### [Task]
Look over the listing below and report how many of its lines contain the string "their", with no other words.

### [Record set]
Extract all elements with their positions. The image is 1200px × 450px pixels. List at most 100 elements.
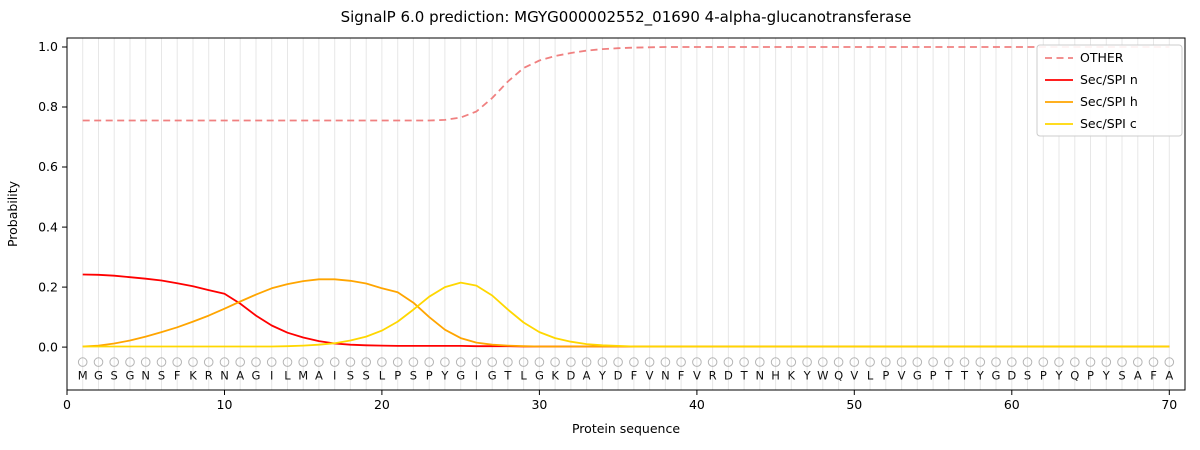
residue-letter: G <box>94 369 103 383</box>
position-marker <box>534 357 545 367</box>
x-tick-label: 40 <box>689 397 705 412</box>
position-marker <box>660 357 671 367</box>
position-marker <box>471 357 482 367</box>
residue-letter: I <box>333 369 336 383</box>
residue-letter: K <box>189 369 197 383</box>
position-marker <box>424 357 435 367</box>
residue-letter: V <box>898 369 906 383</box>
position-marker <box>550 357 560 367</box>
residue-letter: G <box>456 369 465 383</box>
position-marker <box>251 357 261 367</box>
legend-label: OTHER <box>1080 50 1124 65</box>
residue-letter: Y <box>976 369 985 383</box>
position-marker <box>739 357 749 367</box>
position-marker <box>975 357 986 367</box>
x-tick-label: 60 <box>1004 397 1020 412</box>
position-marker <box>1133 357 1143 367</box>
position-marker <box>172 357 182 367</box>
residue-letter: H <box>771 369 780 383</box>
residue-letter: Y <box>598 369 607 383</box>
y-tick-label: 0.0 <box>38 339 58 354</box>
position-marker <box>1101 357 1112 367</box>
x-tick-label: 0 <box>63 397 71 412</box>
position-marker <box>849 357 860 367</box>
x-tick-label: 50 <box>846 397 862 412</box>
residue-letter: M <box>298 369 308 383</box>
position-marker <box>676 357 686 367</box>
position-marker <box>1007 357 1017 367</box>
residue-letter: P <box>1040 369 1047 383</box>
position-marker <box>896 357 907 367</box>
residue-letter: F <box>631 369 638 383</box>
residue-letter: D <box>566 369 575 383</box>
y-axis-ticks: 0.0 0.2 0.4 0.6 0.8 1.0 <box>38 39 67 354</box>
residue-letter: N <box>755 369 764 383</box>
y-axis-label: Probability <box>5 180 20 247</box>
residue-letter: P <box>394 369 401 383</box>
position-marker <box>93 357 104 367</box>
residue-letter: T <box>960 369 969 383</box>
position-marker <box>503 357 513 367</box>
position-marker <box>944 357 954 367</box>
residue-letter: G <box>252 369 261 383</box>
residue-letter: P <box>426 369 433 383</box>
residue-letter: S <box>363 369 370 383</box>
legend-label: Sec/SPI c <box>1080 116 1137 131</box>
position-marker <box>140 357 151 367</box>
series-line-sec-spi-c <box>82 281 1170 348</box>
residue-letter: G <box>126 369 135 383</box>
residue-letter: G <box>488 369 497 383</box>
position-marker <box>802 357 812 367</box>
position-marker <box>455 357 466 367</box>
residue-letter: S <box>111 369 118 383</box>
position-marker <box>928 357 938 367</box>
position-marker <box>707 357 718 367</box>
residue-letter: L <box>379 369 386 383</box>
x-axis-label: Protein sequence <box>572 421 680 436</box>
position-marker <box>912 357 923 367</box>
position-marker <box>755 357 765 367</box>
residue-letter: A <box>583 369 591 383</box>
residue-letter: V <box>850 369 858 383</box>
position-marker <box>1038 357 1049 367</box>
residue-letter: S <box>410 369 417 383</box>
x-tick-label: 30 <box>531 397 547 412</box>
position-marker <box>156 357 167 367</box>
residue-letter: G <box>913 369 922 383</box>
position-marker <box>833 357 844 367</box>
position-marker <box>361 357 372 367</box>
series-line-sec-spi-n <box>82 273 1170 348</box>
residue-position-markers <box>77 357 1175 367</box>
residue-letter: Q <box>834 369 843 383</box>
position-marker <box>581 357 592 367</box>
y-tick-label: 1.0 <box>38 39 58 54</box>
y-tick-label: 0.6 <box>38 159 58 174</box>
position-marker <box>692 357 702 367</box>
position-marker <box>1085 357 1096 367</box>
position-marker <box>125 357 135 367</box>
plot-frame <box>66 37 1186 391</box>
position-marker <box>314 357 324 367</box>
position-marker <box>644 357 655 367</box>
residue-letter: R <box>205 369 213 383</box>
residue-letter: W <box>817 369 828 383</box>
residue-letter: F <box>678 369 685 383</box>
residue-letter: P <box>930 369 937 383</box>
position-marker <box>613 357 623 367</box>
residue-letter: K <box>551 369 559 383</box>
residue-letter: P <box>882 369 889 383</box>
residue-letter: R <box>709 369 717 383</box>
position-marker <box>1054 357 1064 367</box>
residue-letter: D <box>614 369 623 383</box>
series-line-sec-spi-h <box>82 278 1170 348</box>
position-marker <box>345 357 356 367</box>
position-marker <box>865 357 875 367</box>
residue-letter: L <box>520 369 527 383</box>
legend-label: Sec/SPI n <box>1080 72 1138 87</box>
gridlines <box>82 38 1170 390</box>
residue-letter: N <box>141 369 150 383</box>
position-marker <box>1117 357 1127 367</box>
---
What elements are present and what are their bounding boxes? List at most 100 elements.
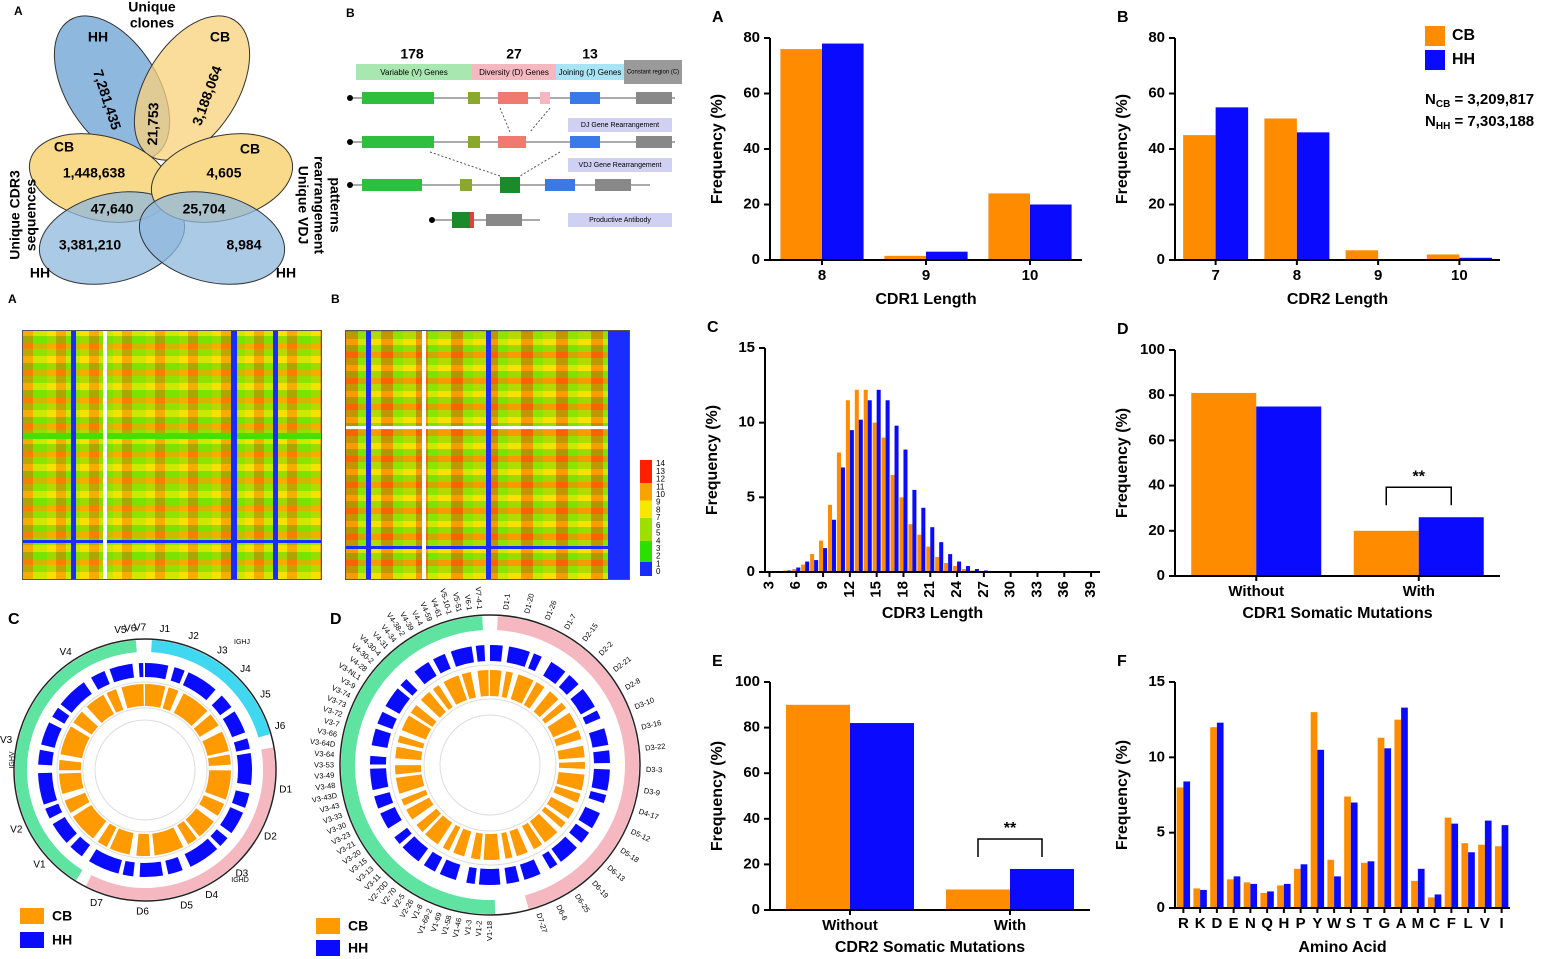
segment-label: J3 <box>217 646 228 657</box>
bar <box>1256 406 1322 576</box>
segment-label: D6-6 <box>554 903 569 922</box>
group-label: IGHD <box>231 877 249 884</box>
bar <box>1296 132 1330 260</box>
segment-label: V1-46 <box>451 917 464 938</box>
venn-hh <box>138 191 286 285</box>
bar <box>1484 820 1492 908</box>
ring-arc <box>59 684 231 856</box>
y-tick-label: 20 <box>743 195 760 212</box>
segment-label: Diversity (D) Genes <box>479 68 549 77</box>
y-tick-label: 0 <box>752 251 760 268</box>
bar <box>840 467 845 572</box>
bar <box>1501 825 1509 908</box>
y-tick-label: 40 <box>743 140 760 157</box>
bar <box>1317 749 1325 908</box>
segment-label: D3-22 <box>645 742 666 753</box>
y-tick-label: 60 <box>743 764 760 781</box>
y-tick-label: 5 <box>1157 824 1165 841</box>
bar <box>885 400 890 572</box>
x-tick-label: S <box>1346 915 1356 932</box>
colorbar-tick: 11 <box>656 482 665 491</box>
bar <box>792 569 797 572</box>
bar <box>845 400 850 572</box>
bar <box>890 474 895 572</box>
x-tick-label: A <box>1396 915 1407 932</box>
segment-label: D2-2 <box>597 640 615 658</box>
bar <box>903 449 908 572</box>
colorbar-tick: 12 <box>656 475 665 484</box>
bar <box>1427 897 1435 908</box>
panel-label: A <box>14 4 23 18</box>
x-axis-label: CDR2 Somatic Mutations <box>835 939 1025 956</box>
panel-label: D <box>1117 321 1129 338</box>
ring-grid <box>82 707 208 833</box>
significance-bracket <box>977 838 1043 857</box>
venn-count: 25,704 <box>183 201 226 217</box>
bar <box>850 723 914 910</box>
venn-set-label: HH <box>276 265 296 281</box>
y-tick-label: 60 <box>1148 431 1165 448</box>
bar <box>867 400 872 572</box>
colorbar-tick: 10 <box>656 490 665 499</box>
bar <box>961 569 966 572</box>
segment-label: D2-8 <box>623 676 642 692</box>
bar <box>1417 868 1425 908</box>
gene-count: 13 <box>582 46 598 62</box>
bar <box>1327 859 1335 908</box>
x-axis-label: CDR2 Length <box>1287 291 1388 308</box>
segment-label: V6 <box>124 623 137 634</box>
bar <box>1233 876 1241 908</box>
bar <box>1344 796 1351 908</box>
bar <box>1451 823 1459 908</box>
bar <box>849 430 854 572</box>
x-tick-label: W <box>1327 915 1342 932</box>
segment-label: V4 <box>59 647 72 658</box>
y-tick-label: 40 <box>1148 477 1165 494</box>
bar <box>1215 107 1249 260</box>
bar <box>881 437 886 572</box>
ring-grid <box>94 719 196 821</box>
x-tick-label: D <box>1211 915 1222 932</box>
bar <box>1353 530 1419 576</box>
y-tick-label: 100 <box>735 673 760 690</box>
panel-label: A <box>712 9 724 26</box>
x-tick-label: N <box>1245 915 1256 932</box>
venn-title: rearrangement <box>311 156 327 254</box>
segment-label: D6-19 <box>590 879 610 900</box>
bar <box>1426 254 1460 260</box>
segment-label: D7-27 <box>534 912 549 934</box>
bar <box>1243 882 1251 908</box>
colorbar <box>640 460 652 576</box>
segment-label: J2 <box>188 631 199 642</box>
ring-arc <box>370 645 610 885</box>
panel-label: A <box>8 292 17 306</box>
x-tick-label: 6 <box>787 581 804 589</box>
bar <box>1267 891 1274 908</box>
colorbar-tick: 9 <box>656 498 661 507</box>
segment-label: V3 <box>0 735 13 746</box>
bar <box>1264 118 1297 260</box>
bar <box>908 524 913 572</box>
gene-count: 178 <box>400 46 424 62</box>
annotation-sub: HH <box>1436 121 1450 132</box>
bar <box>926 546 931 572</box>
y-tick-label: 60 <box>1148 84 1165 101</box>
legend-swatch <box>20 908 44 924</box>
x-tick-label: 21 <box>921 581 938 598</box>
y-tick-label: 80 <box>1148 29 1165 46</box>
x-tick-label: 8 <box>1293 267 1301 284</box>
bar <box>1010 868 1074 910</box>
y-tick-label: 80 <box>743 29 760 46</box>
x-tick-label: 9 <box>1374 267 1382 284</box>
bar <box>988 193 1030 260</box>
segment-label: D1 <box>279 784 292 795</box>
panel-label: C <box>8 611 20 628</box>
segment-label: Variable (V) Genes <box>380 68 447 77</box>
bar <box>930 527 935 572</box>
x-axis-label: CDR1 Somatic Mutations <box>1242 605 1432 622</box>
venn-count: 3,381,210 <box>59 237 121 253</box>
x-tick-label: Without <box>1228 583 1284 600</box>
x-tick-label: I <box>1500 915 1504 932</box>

### [Output]
2